### WHAT IS REQUIRED
Every line below must be reproduced exactly. Copy them all.

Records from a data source
__________________________________________________
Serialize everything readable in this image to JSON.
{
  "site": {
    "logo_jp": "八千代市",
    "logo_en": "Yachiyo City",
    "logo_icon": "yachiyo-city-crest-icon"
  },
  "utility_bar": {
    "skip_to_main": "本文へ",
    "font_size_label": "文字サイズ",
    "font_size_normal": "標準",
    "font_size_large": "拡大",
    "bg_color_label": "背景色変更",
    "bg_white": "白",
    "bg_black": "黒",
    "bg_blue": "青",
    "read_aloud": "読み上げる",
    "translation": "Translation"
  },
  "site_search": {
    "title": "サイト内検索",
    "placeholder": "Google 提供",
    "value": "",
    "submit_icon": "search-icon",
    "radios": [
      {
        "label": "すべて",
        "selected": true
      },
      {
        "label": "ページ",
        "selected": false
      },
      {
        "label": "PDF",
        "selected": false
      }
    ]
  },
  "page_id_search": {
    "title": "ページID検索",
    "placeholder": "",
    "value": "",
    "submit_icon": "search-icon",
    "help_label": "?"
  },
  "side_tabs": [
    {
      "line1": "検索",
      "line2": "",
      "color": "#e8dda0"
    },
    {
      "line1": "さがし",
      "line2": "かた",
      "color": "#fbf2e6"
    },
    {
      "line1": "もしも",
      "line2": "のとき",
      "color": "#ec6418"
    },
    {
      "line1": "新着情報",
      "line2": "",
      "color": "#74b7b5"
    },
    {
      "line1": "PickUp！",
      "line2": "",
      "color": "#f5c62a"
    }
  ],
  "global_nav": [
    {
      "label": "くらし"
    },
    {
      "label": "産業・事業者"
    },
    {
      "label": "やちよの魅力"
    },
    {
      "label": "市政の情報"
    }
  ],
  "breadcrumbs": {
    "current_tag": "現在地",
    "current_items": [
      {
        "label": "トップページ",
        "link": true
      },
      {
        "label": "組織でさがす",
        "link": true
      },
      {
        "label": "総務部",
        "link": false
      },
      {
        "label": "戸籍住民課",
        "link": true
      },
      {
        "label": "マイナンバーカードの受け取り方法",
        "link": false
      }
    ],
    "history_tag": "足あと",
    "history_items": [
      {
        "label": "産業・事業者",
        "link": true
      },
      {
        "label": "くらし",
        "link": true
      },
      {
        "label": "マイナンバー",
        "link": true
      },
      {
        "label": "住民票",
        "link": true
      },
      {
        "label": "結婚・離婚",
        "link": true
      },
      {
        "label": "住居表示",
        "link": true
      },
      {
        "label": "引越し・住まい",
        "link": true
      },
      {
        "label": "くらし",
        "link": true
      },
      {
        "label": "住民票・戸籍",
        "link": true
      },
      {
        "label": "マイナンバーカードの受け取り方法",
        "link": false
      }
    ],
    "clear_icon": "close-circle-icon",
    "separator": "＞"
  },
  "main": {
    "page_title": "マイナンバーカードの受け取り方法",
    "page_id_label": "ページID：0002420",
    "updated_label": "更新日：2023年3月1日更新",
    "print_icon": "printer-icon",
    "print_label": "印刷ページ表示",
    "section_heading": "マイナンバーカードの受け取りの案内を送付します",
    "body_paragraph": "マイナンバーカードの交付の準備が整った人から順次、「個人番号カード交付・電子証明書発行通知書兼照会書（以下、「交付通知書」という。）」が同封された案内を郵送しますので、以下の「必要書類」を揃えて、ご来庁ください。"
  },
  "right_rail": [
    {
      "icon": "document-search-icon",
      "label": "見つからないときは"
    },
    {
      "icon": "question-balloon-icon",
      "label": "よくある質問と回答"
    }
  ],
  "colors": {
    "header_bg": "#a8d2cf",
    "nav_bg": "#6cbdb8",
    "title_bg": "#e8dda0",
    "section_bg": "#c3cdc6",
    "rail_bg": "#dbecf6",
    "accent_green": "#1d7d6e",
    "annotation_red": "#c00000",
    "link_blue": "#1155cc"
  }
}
__________________________________________________
### EXERCISE RESPONSE
Serialize everything readable in this image to JSON.
{
  "site": {
    "logo_jp": "八千代市",
    "logo_en": "Yachiyo City",
    "logo_icon": "yachiyo-city-crest-icon"
  },
  "utility_bar": {
    "skip_to_main": "本文へ",
    "font_size_label": "文字サイズ",
    "font_size_normal": "標準",
    "font_size_large": "拡大",
    "bg_color_label": "背景色変更",
    "bg_white": "白",
    "bg_black": "黒",
    "bg_blue": "青",
    "read_aloud": "読み上げる",
    "translation": "Translation"
  },
  "site_search": {
    "title": "サイト内検索",
    "placeholder": "Google 提供",
    "value": "",
    "submit_icon": "search-icon",
    "radios": [
      {
        "label": "すべて",
        "selected": true
      },
      {
        "label": "ページ",
        "selected": false
      },
      {
        "label": "PDF",
        "selected": false
      }
    ]
  },
  "page_id_search": {
    "title": "ページID検索",
    "placeholder": "",
    "value": "",
    "submit_icon": "search-icon",
    "help_label": "?"
  },
  "side_tabs": [
    {
      "line1": "検索",
      "line2": "",
      "color": "#e8dda0"
    },
    {
      "line1": "さがし",
      "line2": "かた",
      "color": "#fbf2e6"
    },
    {
      "line1": "もしも",
      "line2": "のとき",
      "color": "#ec6418"
    },
    {
      "line1": "新着情報",
      "line2": "",
      "color": "#74b7b5"
    },
    {
      "line1": "PickUp！",
      "line2": "",
      "color": "#f5c62a"
    }
  ],
  "global_nav": [
    {
      "label": "くらし"
    },
    {
      "label": "産業・事業者"
    },
    {
      "label": "やちよの魅力"
    },
    {
      "label": "市政の情報"
    }
  ],
  "breadcrumbs": {
    "current_tag": "現在地",
    "current_items": [
      {
        "label": "トップページ",
        "link": true
      },
      {
        "label": "組織でさがす",
        "link": true
      },
      {
        "label": "総務部",
        "link": false
      },
      {
        "label": "戸籍住民課",
        "link": true
      },
      {
        "label": "マイナンバーカードの受け取り方法",
        "link": false
      }
    ],
    "history_tag": "足あと",
    "history_items": [
      {
        "label": "産業・事業者",
        "link": true
      },
      {
        "label": "くらし",
        "link": true
      },
      {
        "label": "マイナンバー",
        "link": true
      },
      {
        "label": "住民票",
        "link": true
      },
      {
        "label": "結婚・離婚",
        "link": true
      },
      {
        "label": "住居表示",
        "link": true
      },
      {
        "label": "引越し・住まい",
        "link": true
      },
      {
        "label": "くらし",
        "link": true
      },
      {
        "label": "住民票・戸籍",
        "link": true
      },
      {
        "label": "マイナンバーカードの受け取り方法",
        "link": false
      }
    ],
    "clear_icon": "close-circle-icon",
    "separator": "＞"
  },
  "main": {
    "page_title": "マイナンバーカードの受け取り方法",
    "page_id_label": "ページID：0002420",
    "updated_label": "更新日：2023年3月1日更新",
    "print_icon": "printer-icon",
    "print_label": "印刷ページ表示",
    "section_heading": "マイナンバーカードの受け取りの案内を送付します",
    "body_paragraph": "マイナンバーカードの交付の準備が整った人から順次、「個人番号カード交付・電子証明書発行通知書兼照会書（以下、「交付通知書」という。）」が同封された案内を郵送しますので、以下の「必要書類」を揃えて、ご来庁ください。"
  },
  "right_rail": [
    {
      "icon": "document-search-icon",
      "label": "見つからないときは"
    },
    {
      "icon": "question-balloon-icon",
      "label": "よくある質問と回答"
    }
  ],
  "colors": {
    "header_bg": "#a8d2cf",
    "nav_bg": "#6cbdb8",
    "title_bg": "#e8dda0",
    "section_bg": "#c3cdc6",
    "rail_bg": "#dbecf6",
    "accent_green": "#1d7d6e",
    "annotation_red": "#c00000",
    "link_blue": "#1155cc"
  }
}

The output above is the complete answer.